Exercise instructions -
Retype the listing that follows, exactly as written.

## START Material shown

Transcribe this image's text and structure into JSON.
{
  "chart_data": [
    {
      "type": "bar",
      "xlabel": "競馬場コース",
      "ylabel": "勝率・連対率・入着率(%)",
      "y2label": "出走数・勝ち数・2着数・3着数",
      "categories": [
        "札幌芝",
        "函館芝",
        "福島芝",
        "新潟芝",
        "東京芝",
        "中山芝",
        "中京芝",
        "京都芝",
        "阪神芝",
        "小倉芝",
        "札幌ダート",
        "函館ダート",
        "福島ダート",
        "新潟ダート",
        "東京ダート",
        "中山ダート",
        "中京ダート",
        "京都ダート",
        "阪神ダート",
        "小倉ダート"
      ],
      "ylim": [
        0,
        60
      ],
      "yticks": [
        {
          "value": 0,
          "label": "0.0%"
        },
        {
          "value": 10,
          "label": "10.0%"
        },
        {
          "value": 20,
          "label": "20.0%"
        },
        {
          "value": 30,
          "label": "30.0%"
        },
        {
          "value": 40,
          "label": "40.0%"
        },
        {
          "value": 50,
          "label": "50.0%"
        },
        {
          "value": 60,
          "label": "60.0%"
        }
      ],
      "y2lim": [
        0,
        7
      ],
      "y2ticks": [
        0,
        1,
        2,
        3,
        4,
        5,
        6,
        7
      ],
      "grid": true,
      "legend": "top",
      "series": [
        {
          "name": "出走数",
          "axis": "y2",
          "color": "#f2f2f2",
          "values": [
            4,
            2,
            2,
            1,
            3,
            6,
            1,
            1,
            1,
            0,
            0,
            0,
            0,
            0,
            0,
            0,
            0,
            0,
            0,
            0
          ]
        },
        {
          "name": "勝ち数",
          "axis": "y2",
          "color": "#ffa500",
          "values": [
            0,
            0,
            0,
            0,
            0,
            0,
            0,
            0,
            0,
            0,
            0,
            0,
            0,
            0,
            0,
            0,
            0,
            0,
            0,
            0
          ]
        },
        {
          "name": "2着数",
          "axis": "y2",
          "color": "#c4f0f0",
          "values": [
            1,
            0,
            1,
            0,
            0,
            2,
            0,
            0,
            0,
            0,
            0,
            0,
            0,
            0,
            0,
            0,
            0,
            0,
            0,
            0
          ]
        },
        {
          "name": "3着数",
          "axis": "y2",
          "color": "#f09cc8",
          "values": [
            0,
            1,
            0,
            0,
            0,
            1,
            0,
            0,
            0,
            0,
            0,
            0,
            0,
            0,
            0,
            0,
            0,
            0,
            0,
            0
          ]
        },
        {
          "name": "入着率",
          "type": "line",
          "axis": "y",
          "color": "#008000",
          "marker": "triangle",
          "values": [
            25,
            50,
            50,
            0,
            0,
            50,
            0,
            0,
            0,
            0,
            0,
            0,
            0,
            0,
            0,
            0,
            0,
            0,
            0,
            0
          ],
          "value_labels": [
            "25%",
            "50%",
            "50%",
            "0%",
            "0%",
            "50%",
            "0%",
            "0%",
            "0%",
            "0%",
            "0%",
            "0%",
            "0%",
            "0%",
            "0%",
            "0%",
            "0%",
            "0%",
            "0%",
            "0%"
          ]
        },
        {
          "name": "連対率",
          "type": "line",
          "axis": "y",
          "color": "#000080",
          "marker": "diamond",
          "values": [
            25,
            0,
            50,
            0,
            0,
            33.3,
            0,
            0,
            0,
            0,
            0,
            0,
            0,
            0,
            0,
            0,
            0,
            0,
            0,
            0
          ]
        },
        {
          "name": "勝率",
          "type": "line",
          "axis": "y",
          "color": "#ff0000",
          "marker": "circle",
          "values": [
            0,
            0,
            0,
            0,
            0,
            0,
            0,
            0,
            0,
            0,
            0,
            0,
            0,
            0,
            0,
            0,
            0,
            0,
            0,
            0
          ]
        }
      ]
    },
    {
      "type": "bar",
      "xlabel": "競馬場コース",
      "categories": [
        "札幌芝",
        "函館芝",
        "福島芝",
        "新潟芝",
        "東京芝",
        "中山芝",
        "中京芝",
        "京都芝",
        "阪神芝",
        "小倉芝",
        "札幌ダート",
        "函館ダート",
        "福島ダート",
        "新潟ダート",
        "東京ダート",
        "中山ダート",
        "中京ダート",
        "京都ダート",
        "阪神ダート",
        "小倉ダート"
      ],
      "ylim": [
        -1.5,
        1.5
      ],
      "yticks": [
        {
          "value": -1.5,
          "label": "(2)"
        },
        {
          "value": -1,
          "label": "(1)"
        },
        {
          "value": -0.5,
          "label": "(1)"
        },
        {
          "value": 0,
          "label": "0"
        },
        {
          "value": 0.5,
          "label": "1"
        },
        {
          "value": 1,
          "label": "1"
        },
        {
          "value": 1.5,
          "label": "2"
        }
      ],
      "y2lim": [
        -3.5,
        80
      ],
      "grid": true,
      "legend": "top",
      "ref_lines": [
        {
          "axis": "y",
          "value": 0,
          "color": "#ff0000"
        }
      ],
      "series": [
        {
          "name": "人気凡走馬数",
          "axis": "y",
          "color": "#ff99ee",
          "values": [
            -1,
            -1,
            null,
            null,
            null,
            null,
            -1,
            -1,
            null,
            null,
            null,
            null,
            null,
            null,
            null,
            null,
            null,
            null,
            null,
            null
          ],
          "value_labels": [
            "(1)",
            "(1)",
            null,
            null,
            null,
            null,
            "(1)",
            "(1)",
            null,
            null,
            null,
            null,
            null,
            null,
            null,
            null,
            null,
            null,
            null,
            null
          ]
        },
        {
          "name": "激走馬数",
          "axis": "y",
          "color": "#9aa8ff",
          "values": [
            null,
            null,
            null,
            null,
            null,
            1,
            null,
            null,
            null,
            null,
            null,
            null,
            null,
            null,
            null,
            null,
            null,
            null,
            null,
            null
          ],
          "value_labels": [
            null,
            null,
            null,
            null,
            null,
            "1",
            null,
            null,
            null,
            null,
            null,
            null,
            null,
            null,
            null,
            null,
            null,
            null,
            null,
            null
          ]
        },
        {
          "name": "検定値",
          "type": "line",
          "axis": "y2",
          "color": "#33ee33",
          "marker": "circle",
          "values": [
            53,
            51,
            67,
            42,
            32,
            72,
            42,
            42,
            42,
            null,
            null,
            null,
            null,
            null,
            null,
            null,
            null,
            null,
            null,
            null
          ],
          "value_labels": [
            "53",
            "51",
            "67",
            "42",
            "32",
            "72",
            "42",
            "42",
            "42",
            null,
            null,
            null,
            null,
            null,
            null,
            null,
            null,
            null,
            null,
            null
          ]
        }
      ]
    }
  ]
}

## END Material shown

Exercise response -
Transcribe this image's text and structure into JSON.
{
  "chart_data": [
    {
      "type": "bar",
      "xlabel": "競馬場コース",
      "ylabel": "勝率・連対率・入着率(%)",
      "y2label": "出走数・勝ち数・2着数・3着数",
      "categories": [
        "札幌芝",
        "函館芝",
        "福島芝",
        "新潟芝",
        "東京芝",
        "中山芝",
        "中京芝",
        "京都芝",
        "阪神芝",
        "小倉芝",
        "札幌ダート",
        "函館ダート",
        "福島ダート",
        "新潟ダート",
        "東京ダート",
        "中山ダート",
        "中京ダート",
        "京都ダート",
        "阪神ダート",
        "小倉ダート"
      ],
      "ylim": [
        0,
        60
      ],
      "yticks": [
        {
          "value": 0,
          "label": "0.0%"
        },
        {
          "value": 10,
          "label": "10.0%"
        },
        {
          "value": 20,
          "label": "20.0%"
        },
        {
          "value": 30,
          "label": "30.0%"
        },
        {
          "value": 40,
          "label": "40.0%"
        },
        {
          "value": 50,
          "label": "50.0%"
        },
        {
          "value": 60,
          "label": "60.0%"
        }
      ],
      "y2lim": [
        0,
        7
      ],
      "y2ticks": [
        0,
        1,
        2,
        3,
        4,
        5,
        6,
        7
      ],
      "grid": true,
      "legend": "top",
      "series": [
        {
          "name": "出走数",
          "axis": "y2",
          "color": "#f2f2f2",
          "values": [
            4,
            2,
            2,
            1,
            3,
            6,
            1,
            1,
            1,
            0,
            0,
            0,
            0,
            0,
            0,
            0,
            0,
            0,
            0,
            0
          ]
        },
        {
          "name": "勝ち数",
          "axis": "y2",
          "color": "#ffa500",
          "values": [
            0,
            0,
            0,
            0,
            0,
            0,
            0,
            0,
            0,
            0,
            0,
            0,
            0,
            0,
            0,
            0,
            0,
            0,
            0,
            0
          ]
        },
        {
          "name": "2着数",
          "axis": "y2",
          "color": "#c4f0f0",
          "values": [
            1,
            0,
            1,
            0,
            0,
            2,
            0,
            0,
            0,
            0,
            0,
            0,
            0,
            0,
            0,
            0,
            0,
            0,
            0,
            0
          ]
        },
        {
          "name": "3着数",
          "axis": "y2",
          "color": "#f09cc8",
          "values": [
            0,
            1,
            0,
            0,
            0,
            1,
            0,
            0,
            0,
            0,
            0,
            0,
            0,
            0,
            0,
            0,
            0,
            0,
            0,
            0
          ]
        },
        {
          "name": "入着率",
          "type": "line",
          "axis": "y",
          "color": "#008000",
          "marker": "triangle",
          "values": [
            25,
            50,
            50,
            0,
            0,
            50,
            0,
            0,
            0,
            0,
            0,
            0,
            0,
            0,
            0,
            0,
            0,
            0,
            0,
            0
          ],
          "value_labels": [
            "25%",
            "50%",
            "50%",
            "0%",
            "0%",
            "50%",
            "0%",
            "0%",
            "0%",
            "0%",
            "0%",
            "0%",
            "0%",
            "0%",
            "0%",
            "0%",
            "0%",
            "0%",
            "0%",
            "0%"
          ]
        },
        {
          "name": "連対率",
          "type": "line",
          "axis": "y",
          "color": "#000080",
          "marker": "diamond",
          "values": [
            25,
            0,
            50,
            0,
            0,
            33.3,
            0,
            0,
            0,
            0,
            0,
            0,
            0,
            0,
            0,
            0,
            0,
            0,
            0,
            0
          ]
        },
        {
          "name": "勝率",
          "type": "line",
          "axis": "y",
          "color": "#ff0000",
          "marker": "circle",
          "values": [
            0,
            0,
            0,
            0,
            0,
            0,
            0,
            0,
            0,
            0,
            0,
            0,
            0,
            0,
            0,
            0,
            0,
            0,
            0,
            0
          ]
        }
      ]
    },
    {
      "type": "bar",
      "xlabel": "競馬場コース",
      "categories": [
        "札幌芝",
        "函館芝",
        "福島芝",
        "新潟芝",
        "東京芝",
        "中山芝",
        "中京芝",
        "京都芝",
        "阪神芝",
        "小倉芝",
        "札幌ダート",
        "函館ダート",
        "福島ダート",
        "新潟ダート",
        "東京ダート",
        "中山ダート",
        "中京ダート",
        "京都ダート",
        "阪神ダート",
        "小倉ダート"
      ],
      "ylim": [
        -1.5,
        1.5
      ],
      "yticks": [
        {
          "value": -1.5,
          "label": "(2)"
        },
        {
          "value": -1,
          "label": "(1)"
        },
        {
          "value": -0.5,
          "label": "(1)"
        },
        {
          "value": 0,
          "label": "0"
        },
        {
          "value": 0.5,
          "label": "1"
        },
        {
          "value": 1,
          "label": "1"
        },
        {
          "value": 1.5,
          "label": "2"
        }
      ],
      "y2lim": [
        -3.5,
        80
      ],
      "grid": true,
      "legend": "top",
      "ref_lines": [
        {
          "axis": "y",
          "value": 0,
          "color": "#ff0000"
        }
      ],
      "series": [
        {
          "name": "人気凡走馬数",
          "axis": "y",
          "color": "#ff99ee",
          "values": [
            -1,
            -1,
            null,
            null,
            null,
            null,
            -1,
            -1,
            null,
            null,
            null,
            null,
            null,
            null,
            null,
            null,
            null,
            null,
            null,
            null
          ],
          "value_labels": [
            "(1)",
            "(1)",
            null,
            null,
            null,
            null,
            "(1)",
            "(1)",
            null,
            null,
            null,
            null,
            null,
            null,
            null,
            null,
            null,
            null,
            null,
            null
          ]
        },
        {
          "name": "激走馬数",
          "axis": "y",
          "color": "#9aa8ff",
          "values": [
            null,
            null,
            null,
            null,
            null,
            1,
            null,
            null,
            null,
            null,
            null,
            null,
            null,
            null,
            null,
            null,
            null,
            null,
            null,
            null
          ],
          "value_labels": [
            null,
            null,
            null,
            null,
            null,
            "1",
            null,
            null,
            null,
            null,
            null,
            null,
            null,
            null,
            null,
            null,
            null,
            null,
            null,
            null
          ]
        },
        {
          "name": "検定値",
          "type": "line",
          "axis": "y2",
          "color": "#33ee33",
          "marker": "circle",
          "values": [
            53,
            51,
            67,
            42,
            32,
            72,
            42,
            42,
            42,
            null,
            null,
            null,
            null,
            null,
            null,
            null,
            null,
            null,
            null,
            null
          ],
          "value_labels": [
            "53",
            "51",
            "67",
            "42",
            "32",
            "72",
            "42",
            "42",
            "42",
            null,
            null,
            null,
            null,
            null,
            null,
            null,
            null,
            null,
            null,
            null
          ]
        }
      ]
    }
  ]
}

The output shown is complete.